━━ Input rows ━━

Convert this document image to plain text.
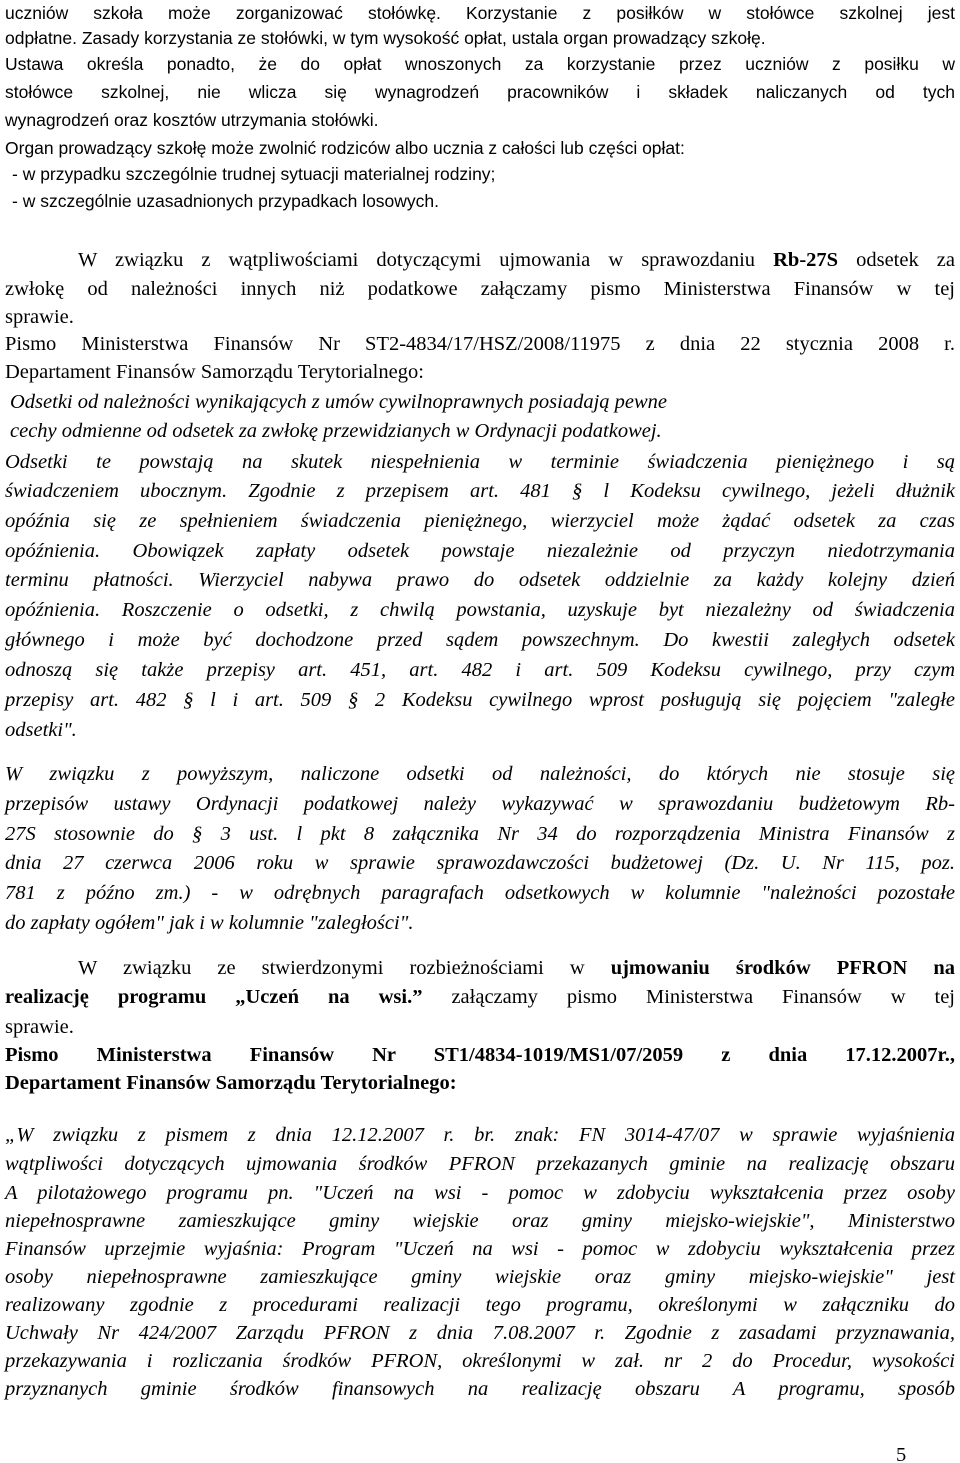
uczniów szkoła może zorganizować stołówkę. Korzystanie z posiłków w stołówce szkolnej jest
odpłatne. Zasady korzystania ze stołówki, w tym wysokość opłat, ustala organ prowadzący szkołę.
Ustawa określa ponadto, że do opłat wnoszonych za korzystanie przez uczniów z posiłku w
stołówce szkolnej, nie wlicza się wynagrodzeń pracowników i składek naliczanych od tych
wynagrodzeń oraz kosztów utrzymania stołówki.
Organ prowadzący szkołę może zwolnić rodziców albo ucznia z całości lub części opłat:
- w przypadku szczególnie trudnej sytuacji materialnej rodziny;
- w szczególnie uzasadnionych przypadkach losowych.
W związku z wątpliwościami dotyczącymi ujmowania w sprawozdaniu Rb-27S odsetek za
zwłokę od należności innych niż podatkowe załączamy pismo Ministerstwa Finansów w tej
sprawie.
Pismo Ministerstwa Finansów Nr ST2-4834/17/HSZ/2008/11975 z dnia 22 stycznia 2008 r.
Departament Finansów Samorządu Terytorialnego:
Odsetki od należności wynikających z umów cywilnoprawnych posiadają pewne
cechy odmienne od odsetek za zwłokę przewidzianych w Ordynacji podatkowej.
Odsetki te powstają na skutek niespełnienia w terminie świadczenia pieniężnego i są
świadczeniem ubocznym. Zgodnie z przepisem art. 481 § l Kodeksu cywilnego, jeżeli dłużnik
opóźnia się ze spełnieniem świadczenia pieniężnego, wierzyciel może żądać odsetek za czas
opóźnienia. Obowiązek zapłaty odsetek powstaje niezależnie od przyczyn niedotrzymania
terminu płatności. Wierzyciel nabywa prawo do odsetek oddzielnie za każdy kolejny dzień
opóźnienia. Roszczenie o odsetki, z chwilą powstania, uzyskuje byt niezależny od świadczenia
głównego i może być dochodzone przed sądem powszechnym. Do kwestii zaległych odsetek
odnoszą się także przepisy art. 451, art. 482 i art. 509 Kodeksu cywilnego, przy czym
przepisy art. 482 § l i art. 509 § 2 Kodeksu cywilnego wprost posługują się pojęciem "zaległe
odsetki".
W związku z powyższym, naliczone odsetki od należności, do których nie stosuje się
przepisów ustawy Ordynacji podatkowej należy wykazywać w sprawozdaniu budżetowym Rb-
27S stosownie do § 3 ust. l pkt 8 załącznika Nr 34 do rozporządzenia Ministra Finansów z
dnia 27 czerwca 2006 roku w sprawie sprawozdawczości budżetowej (Dz. U. Nr 115, poz.
781 z późno zm.) - w odrębnych paragrafach odsetkowych w kolumnie "należności pozostałe
do zapłaty ogółem" jak i w kolumnie "zaległości".
W związku ze stwierdzonymi rozbieżnościami w ujmowaniu środków PFRON na
realizację programu „Uczeń na wsi.” załączamy pismo Ministerstwa Finansów w tej
sprawie.
Pismo Ministerstwa Finansów Nr ST1/4834-1019/MS1/07/2059 z dnia 17.12.2007r.,
Departament Finansów Samorządu Terytorialnego:
„W związku z pismem z dnia 12.12.2007 r. br. znak: FN 3014-47/07 w sprawie wyjaśnienia
wątpliwości dotyczących ujmowania środków PFRON przekazanych gminie na realizację obszaru
A pilotażowego programu pn. "Uczeń na wsi - pomoc w zdobyciu wykształcenia przez osoby
niepełnosprawne zamieszkujące gminy wiejskie oraz gminy miejsko-wiejskie", Ministerstwo
Finansów uprzejmie wyjaśnia: Program "Uczeń na wsi - pomoc w zdobyciu wykształcenia przez
osoby niepełnosprawne zamieszkujące gminy wiejskie oraz gminy miejsko-wiejskie" jest
realizowany zgodnie z procedurami realizacji tego programu, określonymi w załączniku do
Uchwały Nr 424/2007 Zarządu PFRON z dnia 7.08.2007 r. Zgodnie z zasadami przyznawania,
przekazywania i rozliczania środków PFRON, określonymi w zał. nr 2 do Procedur, wysokości
przyznanych gminie środków finansowych na realizację obszaru A programu, sposób
5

━━━

**Problem to solve:** Pictures stay out; reproduce every line of the records exactly.

**Exercise solution:**
Convert this document image to plain text.
uczniów szkoła może zorganizować stołówkę. Korzystanie z posiłków w stołówce szkolnej jest
odpłatne. Zasady korzystania ze stołówki, w tym wysokość opłat, ustala organ prowadzący szkołę.
Ustawa określa ponadto, że do opłat wnoszonych za korzystanie przez uczniów z posiłku w
stołówce szkolnej, nie wlicza się wynagrodzeń pracowników i składek naliczanych od tych
wynagrodzeń oraz kosztów utrzymania stołówki.
Organ prowadzący szkołę może zwolnić rodziców albo ucznia z całości lub części opłat:
- w przypadku szczególnie trudnej sytuacji materialnej rodziny;
- w szczególnie uzasadnionych przypadkach losowych.
W związku z wątpliwościami dotyczącymi ujmowania w sprawozdaniu Rb-27S odsetek za
zwłokę od należności innych niż podatkowe załączamy pismo Ministerstwa Finansów w tej
sprawie.
Pismo Ministerstwa Finansów Nr ST2-4834/17/HSZ/2008/11975 z dnia 22 stycznia 2008 r.
Departament Finansów Samorządu Terytorialnego:
Odsetki od należności wynikających z umów cywilnoprawnych posiadają pewne
cechy odmienne od odsetek za zwłokę przewidzianych w Ordynacji podatkowej.
Odsetki te powstają na skutek niespełnienia w terminie świadczenia pieniężnego i są
świadczeniem ubocznym. Zgodnie z przepisem art. 481 § l Kodeksu cywilnego, jeżeli dłużnik
opóźnia się ze spełnieniem świadczenia pieniężnego, wierzyciel może żądać odsetek za czas
opóźnienia. Obowiązek zapłaty odsetek powstaje niezależnie od przyczyn niedotrzymania
terminu płatności. Wierzyciel nabywa prawo do odsetek oddzielnie za każdy kolejny dzień
opóźnienia. Roszczenie o odsetki, z chwilą powstania, uzyskuje byt niezależny od świadczenia
głównego i może być dochodzone przed sądem powszechnym. Do kwestii zaległych odsetek
odnoszą się także przepisy art. 451, art. 482 i art. 509 Kodeksu cywilnego, przy czym
przepisy art. 482 § l i art. 509 § 2 Kodeksu cywilnego wprost posługują się pojęciem "zaległe
odsetki".
W związku z powyższym, naliczone odsetki od należności, do których nie stosuje się
przepisów ustawy Ordynacji podatkowej należy wykazywać w sprawozdaniu budżetowym Rb-
27S stosownie do § 3 ust. l pkt 8 załącznika Nr 34 do rozporządzenia Ministra Finansów z
dnia 27 czerwca 2006 roku w sprawie sprawozdawczości budżetowej (Dz. U. Nr 115, poz.
781 z późno zm.) - w odrębnych paragrafach odsetkowych w kolumnie "należności pozostałe
do zapłaty ogółem" jak i w kolumnie "zaległości".
W związku ze stwierdzonymi rozbieżnościami w ujmowaniu środków PFRON na
realizację programu „Uczeń na wsi.” załączamy pismo Ministerstwa Finansów w tej
sprawie.
Pismo Ministerstwa Finansów Nr ST1/4834-1019/MS1/07/2059 z dnia 17.12.2007r.,
Departament Finansów Samorządu Terytorialnego:
„W związku z pismem z dnia 12.12.2007 r. br. znak: FN 3014-47/07 w sprawie wyjaśnienia
wątpliwości dotyczących ujmowania środków PFRON przekazanych gminie na realizację obszaru
A pilotażowego programu pn. "Uczeń na wsi - pomoc w zdobyciu wykształcenia przez osoby
niepełnosprawne zamieszkujące gminy wiejskie oraz gminy miejsko-wiejskie", Ministerstwo
Finansów uprzejmie wyjaśnia: Program "Uczeń na wsi - pomoc w zdobyciu wykształcenia przez
osoby niepełnosprawne zamieszkujące gminy wiejskie oraz gminy miejsko-wiejskie" jest
realizowany zgodnie z procedurami realizacji tego programu, określonymi w załączniku do
Uchwały Nr 424/2007 Zarządu PFRON z dnia 7.08.2007 r. Zgodnie z zasadami przyznawania,
przekazywania i rozliczania środków PFRON, określonymi w zał. nr 2 do Procedur, wysokości
przyznanych gminie środków finansowych na realizację obszaru A programu, sposób
5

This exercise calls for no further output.